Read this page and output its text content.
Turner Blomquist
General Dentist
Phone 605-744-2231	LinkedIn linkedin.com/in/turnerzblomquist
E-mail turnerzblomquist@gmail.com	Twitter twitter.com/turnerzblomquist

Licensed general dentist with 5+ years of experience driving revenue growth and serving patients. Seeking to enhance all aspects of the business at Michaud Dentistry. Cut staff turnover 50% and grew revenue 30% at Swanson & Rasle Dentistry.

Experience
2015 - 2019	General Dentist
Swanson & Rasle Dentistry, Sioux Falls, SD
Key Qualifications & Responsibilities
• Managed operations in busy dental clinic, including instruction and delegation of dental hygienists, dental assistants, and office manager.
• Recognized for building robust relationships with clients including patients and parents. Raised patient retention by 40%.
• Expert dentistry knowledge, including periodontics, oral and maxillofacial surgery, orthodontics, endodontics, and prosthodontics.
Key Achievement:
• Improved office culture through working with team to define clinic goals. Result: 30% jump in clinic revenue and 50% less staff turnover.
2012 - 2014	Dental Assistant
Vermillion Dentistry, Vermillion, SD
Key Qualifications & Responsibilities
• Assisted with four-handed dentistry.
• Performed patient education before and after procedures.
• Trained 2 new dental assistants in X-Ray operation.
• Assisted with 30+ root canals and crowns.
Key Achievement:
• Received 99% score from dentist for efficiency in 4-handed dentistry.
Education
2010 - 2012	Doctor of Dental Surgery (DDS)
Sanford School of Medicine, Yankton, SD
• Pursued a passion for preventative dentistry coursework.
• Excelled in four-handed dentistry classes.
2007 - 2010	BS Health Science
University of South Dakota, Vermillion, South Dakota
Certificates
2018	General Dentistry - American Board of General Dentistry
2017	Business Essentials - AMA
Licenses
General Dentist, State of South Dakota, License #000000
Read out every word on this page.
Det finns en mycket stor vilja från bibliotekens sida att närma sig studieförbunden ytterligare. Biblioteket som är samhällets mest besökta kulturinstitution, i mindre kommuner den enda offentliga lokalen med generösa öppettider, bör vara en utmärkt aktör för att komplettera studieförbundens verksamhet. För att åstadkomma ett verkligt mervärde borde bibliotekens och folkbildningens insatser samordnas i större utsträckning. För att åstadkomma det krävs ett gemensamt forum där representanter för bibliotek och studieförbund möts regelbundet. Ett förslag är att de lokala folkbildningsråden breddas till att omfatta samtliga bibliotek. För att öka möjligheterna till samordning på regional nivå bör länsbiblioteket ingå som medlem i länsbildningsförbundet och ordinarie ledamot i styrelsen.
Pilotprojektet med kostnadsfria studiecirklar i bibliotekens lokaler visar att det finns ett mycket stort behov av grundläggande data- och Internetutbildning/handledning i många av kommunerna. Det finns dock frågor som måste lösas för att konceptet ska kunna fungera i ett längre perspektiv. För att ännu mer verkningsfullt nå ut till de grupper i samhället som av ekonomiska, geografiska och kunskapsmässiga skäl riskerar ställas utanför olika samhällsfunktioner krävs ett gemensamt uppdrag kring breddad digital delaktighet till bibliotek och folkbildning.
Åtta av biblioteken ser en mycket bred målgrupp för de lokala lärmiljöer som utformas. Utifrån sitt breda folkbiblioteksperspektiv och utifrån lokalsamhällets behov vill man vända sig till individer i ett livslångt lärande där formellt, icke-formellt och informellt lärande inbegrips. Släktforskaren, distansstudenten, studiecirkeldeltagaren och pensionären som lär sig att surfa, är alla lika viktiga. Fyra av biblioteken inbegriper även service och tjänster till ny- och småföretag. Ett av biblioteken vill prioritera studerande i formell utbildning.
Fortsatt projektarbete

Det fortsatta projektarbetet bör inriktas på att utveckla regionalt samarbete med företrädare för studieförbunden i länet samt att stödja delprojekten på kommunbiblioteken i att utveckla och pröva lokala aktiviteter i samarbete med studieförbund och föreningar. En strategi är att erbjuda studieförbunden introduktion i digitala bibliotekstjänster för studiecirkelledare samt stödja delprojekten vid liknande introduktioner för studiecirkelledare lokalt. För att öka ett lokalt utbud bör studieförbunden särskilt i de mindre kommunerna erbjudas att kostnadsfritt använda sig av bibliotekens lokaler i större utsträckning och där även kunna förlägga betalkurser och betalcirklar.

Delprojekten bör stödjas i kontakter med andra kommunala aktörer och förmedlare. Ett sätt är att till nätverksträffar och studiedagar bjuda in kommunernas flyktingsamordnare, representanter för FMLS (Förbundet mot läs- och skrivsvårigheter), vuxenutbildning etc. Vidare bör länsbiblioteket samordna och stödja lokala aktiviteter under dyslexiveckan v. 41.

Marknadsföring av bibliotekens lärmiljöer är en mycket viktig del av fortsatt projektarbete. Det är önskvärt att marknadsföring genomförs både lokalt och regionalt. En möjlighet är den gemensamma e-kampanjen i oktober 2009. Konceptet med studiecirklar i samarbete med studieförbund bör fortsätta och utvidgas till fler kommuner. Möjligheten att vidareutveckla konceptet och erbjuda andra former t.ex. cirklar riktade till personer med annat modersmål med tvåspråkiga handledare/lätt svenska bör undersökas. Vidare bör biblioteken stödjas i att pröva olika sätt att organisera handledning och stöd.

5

_WHAT THE TASK REQUIRES_. Wherever the word "Dakota" appears in the records above, copy that line.

_PROBLEM SOLUTION_.
University of South Dakota, Vermillion, South Dakota
General Dentist, State of South Dakota, License #000000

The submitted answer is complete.